(Source data)
——————

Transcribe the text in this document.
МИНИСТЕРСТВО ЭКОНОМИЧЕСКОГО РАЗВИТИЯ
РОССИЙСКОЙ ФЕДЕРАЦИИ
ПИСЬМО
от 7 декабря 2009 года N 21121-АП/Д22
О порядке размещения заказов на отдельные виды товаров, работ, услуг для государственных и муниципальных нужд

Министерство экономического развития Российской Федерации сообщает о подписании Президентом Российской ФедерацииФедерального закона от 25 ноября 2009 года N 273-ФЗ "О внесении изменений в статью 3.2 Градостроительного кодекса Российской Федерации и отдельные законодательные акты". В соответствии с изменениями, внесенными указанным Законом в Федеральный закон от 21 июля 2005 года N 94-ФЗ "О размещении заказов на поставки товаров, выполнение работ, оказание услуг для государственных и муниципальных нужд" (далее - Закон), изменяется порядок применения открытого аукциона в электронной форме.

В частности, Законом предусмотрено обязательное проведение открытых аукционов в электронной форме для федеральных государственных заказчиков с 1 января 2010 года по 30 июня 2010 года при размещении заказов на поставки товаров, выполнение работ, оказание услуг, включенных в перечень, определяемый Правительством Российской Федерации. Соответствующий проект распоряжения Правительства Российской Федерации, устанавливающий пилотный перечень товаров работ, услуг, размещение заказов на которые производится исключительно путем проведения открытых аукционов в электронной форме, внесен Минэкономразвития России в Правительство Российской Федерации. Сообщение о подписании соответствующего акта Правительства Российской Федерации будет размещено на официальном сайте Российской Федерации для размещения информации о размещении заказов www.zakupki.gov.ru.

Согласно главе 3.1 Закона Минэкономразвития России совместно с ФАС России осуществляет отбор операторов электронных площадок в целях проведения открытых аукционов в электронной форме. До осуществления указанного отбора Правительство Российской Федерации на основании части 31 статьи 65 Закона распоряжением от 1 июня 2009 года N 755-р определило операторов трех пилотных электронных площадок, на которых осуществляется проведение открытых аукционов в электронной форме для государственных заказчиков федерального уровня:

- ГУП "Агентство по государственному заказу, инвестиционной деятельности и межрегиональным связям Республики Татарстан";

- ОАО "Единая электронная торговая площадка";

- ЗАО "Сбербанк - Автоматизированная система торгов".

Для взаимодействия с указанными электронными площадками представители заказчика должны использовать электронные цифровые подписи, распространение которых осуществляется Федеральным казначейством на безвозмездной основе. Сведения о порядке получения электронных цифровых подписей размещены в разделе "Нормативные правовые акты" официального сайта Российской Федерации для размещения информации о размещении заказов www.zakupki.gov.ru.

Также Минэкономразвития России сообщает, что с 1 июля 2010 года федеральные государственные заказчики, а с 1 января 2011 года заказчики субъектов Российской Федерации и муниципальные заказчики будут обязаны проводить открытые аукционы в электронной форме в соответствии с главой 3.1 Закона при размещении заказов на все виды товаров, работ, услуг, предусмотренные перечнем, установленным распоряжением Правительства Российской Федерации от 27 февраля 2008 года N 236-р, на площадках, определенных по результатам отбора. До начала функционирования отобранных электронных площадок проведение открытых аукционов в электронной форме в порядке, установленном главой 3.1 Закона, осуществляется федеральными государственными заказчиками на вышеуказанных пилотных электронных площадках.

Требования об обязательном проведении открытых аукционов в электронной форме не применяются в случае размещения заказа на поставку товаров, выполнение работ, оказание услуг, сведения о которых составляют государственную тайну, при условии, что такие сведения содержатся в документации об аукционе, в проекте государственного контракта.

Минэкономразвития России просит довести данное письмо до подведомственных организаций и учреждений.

——————

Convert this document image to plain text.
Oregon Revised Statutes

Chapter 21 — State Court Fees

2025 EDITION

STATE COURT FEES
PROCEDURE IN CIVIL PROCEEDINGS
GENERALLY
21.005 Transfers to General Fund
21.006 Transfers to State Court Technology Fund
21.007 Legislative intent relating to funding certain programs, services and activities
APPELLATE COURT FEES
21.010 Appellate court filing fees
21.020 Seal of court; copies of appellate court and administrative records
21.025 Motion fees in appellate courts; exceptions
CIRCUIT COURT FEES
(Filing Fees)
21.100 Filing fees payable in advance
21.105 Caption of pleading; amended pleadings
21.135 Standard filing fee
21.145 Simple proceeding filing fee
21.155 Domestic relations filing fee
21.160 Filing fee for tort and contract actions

——————

● **Problem description**
Which lines hold the word "document"? Copy each of them from the records.

● **Written response**
Transcribe the text in this document.
Convert this document image to plain text.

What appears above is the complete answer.